[Source records]
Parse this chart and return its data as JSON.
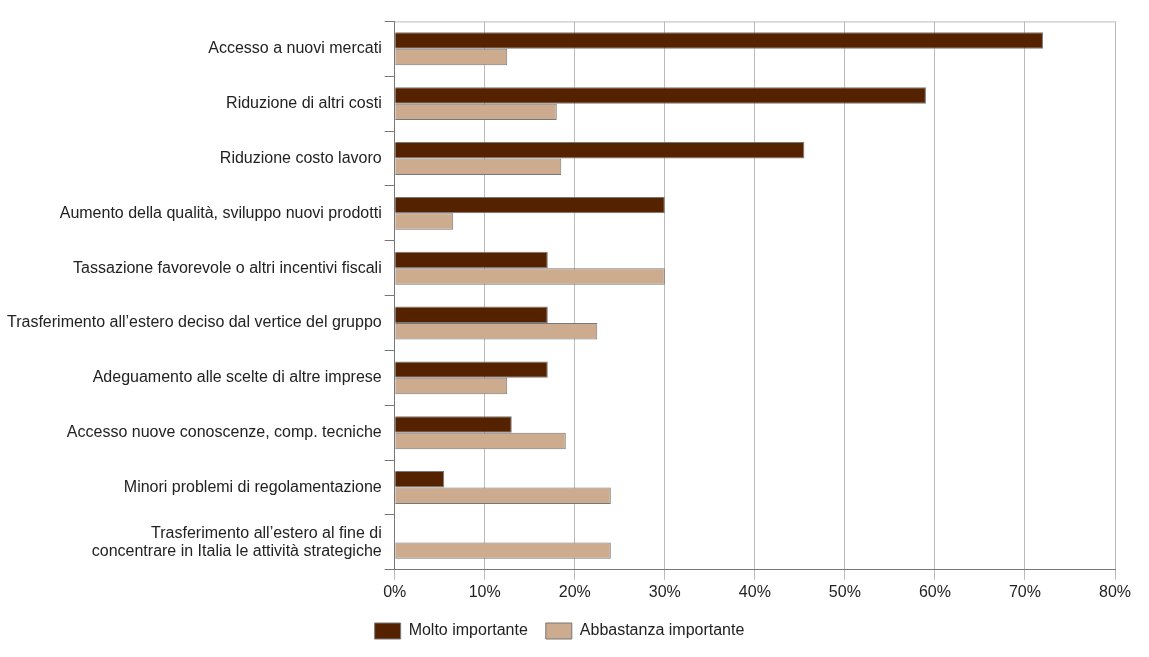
{
  "chart_data": {
    "type": "bar",
    "orientation": "horizontal",
    "categories": [
      "Accesso a nuovi mercati",
      "Riduzione di altri costi",
      "Riduzione costo lavoro",
      "Aumento della qualità, sviluppo nuovi prodotti",
      "Tassazione favorevole o altri incentivi fiscali",
      "Trasferimento all’estero deciso dal vertice del gruppo",
      "Adeguamento alle scelte di altre imprese",
      "Accesso nuove conoscenze, comp. tecniche",
      "Minori problemi di regolamentazione",
      "Trasferimento all’estero al fine di concentrare in Italia le attività strategiche"
    ],
    "series": [
      {
        "name": "Molto importante",
        "color": "#552200",
        "values": [
          72,
          59,
          45.5,
          30,
          17,
          17,
          17,
          13,
          5.5,
          null
        ]
      },
      {
        "name": "Abbastanza importante",
        "color": "#ccab8e",
        "values": [
          12.5,
          18,
          18.5,
          6.5,
          30,
          22.5,
          12.5,
          19,
          24,
          24
        ]
      }
    ],
    "xlim": [
      0,
      80
    ],
    "xticks": [
      {
        "value": 0,
        "label": "0%"
      },
      {
        "value": 10,
        "label": "10%"
      },
      {
        "value": 20,
        "label": "20%"
      },
      {
        "value": 30,
        "label": "30%"
      },
      {
        "value": 40,
        "label": "40%"
      },
      {
        "value": 50,
        "label": "50%"
      },
      {
        "value": 60,
        "label": "60%"
      },
      {
        "value": 70,
        "label": "70%"
      },
      {
        "value": 80,
        "label": "80%"
      }
    ],
    "grid": "x",
    "legend": "bottom"
  }
}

> _What is being asked_
Do not copy the pictures, but repeat every line exactly.

> _Response to this task_
Parse this chart and return its data as JSON.
{
  "chart_data": {
    "type": "bar",
    "orientation": "horizontal",
    "categories": [
      "Accesso a nuovi mercati",
      "Riduzione di altri costi",
      "Riduzione costo lavoro",
      "Aumento della qualità, sviluppo nuovi prodotti",
      "Tassazione favorevole o altri incentivi fiscali",
      "Trasferimento all’estero deciso dal vertice del gruppo",
      "Adeguamento alle scelte di altre imprese",
      "Accesso nuove conoscenze, comp. tecniche",
      "Minori problemi di regolamentazione",
      "Trasferimento all’estero al fine di concentrare in Italia le attività strategiche"
    ],
    "series": [
      {
        "name": "Molto importante",
        "color": "#552200",
        "values": [
          72,
          59,
          45.5,
          30,
          17,
          17,
          17,
          13,
          5.5,
          null
        ]
      },
      {
        "name": "Abbastanza importante",
        "color": "#ccab8e",
        "values": [
          12.5,
          18,
          18.5,
          6.5,
          30,
          22.5,
          12.5,
          19,
          24,
          24
        ]
      }
    ],
    "xlim": [
      0,
      80
    ],
    "xticks": [
      {
        "value": 0,
        "label": "0%"
      },
      {
        "value": 10,
        "label": "10%"
      },
      {
        "value": 20,
        "label": "20%"
      },
      {
        "value": 30,
        "label": "30%"
      },
      {
        "value": 40,
        "label": "40%"
      },
      {
        "value": 50,
        "label": "50%"
      },
      {
        "value": 60,
        "label": "60%"
      },
      {
        "value": 70,
        "label": "70%"
      },
      {
        "value": 80,
        "label": "80%"
      }
    ],
    "grid": "x",
    "legend": "bottom"
  }
}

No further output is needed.